__WHAT IS REQUIRED__:
Update the stretch from the start of the listing through the line containing "callout-point [284,37,294,47]" by replacing "callout-arrow" with "pointer-arrow" and leaving everything else unchanged. Return only those lines.

__RECORDS FOR THIS EXERCISE__:
##########

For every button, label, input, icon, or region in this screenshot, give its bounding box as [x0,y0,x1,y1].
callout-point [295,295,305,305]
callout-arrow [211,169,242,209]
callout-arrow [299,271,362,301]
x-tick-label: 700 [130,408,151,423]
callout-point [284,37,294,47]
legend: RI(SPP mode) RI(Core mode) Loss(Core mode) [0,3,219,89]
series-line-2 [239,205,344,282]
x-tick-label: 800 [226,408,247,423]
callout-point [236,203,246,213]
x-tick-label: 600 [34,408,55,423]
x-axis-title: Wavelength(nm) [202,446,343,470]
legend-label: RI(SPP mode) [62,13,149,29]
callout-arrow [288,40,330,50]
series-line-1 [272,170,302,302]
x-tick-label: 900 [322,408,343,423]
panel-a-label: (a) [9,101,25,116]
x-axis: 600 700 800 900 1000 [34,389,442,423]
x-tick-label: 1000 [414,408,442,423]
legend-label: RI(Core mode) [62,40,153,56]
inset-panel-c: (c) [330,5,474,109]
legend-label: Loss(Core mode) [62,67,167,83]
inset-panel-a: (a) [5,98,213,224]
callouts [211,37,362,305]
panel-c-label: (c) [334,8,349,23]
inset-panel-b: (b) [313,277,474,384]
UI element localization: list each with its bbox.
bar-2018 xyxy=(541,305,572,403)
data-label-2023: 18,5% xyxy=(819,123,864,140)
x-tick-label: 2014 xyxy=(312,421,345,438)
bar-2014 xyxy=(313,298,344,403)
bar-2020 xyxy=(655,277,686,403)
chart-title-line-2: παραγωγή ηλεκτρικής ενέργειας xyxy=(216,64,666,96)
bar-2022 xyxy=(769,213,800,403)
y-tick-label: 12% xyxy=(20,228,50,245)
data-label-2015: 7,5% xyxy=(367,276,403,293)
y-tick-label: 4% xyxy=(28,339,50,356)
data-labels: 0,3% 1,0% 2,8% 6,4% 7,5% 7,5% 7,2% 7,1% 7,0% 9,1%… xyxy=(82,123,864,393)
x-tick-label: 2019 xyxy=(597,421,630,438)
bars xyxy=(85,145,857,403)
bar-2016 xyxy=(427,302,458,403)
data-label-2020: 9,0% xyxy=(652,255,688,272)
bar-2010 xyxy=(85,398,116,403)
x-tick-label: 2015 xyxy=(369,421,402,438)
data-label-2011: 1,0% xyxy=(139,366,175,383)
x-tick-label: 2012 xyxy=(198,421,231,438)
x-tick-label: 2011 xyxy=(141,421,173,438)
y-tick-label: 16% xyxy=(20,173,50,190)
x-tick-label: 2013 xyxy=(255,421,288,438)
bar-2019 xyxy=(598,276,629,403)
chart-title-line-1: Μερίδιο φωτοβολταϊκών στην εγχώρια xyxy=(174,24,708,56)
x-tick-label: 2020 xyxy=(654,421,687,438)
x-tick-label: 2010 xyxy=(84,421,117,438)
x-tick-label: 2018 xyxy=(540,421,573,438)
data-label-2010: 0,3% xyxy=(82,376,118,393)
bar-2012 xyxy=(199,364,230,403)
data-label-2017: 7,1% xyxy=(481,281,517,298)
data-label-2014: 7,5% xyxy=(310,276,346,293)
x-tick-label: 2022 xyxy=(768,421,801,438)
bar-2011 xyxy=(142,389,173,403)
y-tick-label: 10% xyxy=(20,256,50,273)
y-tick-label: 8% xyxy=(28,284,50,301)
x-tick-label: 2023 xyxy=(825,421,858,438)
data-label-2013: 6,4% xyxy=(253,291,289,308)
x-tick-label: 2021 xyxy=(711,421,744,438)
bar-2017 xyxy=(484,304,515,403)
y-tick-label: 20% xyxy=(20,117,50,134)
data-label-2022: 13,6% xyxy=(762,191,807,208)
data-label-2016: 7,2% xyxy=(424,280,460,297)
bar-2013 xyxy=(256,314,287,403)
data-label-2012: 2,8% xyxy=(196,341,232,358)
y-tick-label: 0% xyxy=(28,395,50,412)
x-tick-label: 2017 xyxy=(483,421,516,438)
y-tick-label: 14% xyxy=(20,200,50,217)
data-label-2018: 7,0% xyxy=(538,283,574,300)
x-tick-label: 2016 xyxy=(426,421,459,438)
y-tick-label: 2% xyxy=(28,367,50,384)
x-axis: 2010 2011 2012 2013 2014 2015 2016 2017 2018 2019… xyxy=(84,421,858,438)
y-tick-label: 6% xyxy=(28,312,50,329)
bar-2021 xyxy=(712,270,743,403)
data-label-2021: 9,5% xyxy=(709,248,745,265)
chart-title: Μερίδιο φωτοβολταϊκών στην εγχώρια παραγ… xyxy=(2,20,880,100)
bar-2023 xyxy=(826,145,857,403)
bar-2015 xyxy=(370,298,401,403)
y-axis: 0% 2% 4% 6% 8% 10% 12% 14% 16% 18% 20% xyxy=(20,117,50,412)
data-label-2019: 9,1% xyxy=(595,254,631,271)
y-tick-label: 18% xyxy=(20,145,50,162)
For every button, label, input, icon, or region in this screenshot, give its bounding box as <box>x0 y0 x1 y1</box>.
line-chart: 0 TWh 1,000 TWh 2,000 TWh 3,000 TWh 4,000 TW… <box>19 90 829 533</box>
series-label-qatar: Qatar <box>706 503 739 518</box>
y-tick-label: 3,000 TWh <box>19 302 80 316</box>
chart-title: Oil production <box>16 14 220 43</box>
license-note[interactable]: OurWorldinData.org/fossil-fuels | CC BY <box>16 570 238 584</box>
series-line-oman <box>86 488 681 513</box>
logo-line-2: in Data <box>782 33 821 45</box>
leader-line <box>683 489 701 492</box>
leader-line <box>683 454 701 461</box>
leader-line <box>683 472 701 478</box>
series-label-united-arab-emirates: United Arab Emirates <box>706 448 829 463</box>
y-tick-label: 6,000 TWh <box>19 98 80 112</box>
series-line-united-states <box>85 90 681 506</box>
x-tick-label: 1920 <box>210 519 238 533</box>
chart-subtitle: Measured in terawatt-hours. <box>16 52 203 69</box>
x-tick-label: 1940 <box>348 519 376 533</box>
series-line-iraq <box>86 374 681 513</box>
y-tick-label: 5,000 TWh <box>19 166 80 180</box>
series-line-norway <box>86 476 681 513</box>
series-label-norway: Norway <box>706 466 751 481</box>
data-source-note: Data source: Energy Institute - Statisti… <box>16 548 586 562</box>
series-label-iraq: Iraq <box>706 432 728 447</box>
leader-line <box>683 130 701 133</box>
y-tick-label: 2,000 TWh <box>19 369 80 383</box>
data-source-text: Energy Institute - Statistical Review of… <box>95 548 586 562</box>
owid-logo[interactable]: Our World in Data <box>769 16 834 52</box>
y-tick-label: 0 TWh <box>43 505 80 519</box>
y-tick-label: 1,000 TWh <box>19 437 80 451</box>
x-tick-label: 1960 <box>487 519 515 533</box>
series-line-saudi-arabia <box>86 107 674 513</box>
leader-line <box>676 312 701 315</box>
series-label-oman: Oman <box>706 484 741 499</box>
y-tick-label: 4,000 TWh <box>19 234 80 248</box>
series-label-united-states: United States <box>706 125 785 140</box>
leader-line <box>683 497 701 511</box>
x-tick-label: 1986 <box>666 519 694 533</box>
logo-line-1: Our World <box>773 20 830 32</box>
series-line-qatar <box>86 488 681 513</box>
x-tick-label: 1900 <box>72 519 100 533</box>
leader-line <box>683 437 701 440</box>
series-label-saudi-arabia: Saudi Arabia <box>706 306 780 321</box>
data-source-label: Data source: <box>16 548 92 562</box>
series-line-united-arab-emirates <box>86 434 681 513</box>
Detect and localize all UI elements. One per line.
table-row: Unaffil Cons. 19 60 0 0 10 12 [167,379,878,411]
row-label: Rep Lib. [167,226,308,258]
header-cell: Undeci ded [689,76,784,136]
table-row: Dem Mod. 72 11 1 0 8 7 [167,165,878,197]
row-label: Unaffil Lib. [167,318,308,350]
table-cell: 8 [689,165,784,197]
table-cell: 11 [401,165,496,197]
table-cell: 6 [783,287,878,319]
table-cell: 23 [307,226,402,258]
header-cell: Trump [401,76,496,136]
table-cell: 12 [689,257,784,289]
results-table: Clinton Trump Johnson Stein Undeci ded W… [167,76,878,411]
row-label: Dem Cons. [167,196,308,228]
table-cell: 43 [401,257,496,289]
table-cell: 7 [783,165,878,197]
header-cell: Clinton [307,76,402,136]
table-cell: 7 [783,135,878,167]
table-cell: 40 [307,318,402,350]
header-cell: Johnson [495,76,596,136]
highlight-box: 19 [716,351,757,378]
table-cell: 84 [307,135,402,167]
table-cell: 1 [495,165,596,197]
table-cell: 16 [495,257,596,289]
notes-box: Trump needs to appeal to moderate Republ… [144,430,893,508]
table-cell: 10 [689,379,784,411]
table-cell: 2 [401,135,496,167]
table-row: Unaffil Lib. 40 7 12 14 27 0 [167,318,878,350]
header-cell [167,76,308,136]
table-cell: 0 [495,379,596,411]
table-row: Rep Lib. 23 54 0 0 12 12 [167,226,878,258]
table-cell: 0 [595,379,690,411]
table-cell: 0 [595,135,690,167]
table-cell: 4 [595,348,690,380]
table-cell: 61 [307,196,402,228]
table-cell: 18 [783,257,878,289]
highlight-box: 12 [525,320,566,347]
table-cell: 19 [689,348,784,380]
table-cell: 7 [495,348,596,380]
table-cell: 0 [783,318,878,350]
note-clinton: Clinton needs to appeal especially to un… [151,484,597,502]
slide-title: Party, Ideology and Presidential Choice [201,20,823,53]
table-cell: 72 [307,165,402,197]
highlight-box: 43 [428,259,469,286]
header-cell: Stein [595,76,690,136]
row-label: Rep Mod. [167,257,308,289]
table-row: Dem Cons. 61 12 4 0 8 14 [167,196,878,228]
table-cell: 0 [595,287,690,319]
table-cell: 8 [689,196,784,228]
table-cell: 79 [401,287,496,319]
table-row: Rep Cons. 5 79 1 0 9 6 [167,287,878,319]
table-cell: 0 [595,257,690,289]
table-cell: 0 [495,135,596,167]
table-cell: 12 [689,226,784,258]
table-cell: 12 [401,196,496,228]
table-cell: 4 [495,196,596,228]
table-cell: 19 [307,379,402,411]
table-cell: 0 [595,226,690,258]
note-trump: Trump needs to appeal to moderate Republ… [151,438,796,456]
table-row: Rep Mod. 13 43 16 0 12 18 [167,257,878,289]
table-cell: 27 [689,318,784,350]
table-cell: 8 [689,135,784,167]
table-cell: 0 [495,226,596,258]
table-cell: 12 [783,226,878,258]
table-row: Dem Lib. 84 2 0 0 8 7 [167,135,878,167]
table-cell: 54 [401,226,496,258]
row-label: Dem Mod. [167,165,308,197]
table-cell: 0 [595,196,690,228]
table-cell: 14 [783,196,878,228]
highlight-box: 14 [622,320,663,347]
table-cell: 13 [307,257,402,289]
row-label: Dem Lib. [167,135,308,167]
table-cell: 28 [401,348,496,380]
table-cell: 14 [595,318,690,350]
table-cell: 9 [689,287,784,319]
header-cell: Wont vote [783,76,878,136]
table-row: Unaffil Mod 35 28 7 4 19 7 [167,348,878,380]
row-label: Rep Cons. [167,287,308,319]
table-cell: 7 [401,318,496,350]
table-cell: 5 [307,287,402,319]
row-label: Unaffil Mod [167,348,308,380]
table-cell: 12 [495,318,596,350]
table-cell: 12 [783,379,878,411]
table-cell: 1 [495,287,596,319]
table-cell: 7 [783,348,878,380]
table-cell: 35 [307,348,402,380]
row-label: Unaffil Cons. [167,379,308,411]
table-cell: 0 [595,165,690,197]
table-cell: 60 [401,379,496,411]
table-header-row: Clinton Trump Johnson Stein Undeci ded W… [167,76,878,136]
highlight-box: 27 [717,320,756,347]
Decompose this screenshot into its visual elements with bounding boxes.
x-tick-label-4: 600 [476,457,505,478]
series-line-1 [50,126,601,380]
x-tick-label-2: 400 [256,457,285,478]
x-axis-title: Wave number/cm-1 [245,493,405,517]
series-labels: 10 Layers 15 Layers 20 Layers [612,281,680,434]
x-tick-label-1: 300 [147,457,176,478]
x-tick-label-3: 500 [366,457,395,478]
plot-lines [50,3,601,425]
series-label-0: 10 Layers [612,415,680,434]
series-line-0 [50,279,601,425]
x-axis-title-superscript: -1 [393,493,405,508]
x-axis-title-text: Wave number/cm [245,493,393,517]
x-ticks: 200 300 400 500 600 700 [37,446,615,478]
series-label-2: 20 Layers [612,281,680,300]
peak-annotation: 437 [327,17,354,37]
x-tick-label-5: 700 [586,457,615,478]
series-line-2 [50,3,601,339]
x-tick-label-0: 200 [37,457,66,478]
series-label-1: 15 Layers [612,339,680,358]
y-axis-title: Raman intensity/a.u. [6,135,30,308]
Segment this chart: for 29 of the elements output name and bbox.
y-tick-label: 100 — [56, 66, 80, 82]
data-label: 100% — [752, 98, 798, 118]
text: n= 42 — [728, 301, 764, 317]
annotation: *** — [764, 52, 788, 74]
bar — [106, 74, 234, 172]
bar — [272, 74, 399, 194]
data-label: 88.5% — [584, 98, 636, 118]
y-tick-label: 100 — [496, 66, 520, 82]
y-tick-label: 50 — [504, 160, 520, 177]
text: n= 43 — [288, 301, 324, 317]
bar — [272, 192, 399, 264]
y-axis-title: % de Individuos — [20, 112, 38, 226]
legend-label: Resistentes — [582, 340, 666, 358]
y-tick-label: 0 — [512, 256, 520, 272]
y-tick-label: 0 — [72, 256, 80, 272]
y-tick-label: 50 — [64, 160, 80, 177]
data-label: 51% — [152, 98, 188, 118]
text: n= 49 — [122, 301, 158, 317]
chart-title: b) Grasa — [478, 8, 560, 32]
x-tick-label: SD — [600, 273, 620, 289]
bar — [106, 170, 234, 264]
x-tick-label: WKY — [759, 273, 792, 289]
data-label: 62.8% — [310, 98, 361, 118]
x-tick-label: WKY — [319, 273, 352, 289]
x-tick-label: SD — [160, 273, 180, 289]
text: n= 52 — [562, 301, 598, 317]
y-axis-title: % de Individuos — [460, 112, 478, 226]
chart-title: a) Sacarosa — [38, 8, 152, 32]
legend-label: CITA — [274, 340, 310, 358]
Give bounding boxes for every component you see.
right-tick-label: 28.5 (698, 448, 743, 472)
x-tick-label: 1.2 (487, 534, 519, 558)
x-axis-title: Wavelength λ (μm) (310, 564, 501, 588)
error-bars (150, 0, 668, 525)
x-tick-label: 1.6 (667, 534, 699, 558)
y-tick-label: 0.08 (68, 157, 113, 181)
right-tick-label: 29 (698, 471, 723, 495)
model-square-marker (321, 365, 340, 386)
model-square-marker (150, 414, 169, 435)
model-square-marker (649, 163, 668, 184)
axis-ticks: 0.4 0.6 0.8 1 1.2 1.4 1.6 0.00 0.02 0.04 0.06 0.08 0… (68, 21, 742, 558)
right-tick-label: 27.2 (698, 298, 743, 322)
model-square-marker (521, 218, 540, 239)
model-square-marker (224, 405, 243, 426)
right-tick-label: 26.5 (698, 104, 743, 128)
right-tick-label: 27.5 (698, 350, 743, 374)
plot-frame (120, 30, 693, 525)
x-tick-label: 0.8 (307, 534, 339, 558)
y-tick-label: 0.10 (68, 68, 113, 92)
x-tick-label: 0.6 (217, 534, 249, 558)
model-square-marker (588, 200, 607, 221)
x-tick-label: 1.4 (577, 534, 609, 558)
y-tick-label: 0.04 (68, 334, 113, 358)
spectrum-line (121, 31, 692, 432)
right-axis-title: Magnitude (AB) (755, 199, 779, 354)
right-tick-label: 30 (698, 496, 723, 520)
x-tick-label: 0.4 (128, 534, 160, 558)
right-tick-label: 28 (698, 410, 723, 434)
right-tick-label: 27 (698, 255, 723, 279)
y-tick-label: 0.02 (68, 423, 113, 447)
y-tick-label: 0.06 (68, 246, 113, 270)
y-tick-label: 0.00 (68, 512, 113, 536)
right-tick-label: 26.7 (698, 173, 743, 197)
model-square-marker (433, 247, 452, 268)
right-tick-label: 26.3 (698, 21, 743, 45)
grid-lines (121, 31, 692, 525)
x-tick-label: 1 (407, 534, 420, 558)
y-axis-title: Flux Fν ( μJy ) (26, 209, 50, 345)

##########

__RESULT OF THIS EXERCISE__:
For every button, label, input, icon, or region in this screenshot, give its bounding box as [x0,y0,x1,y1].
callout-point [295,295,305,305]
pointer-arrow [211,169,242,209]
pointer-arrow [299,271,362,301]
x-tick-label: 700 [130,408,151,423]
callout-point [284,37,294,47]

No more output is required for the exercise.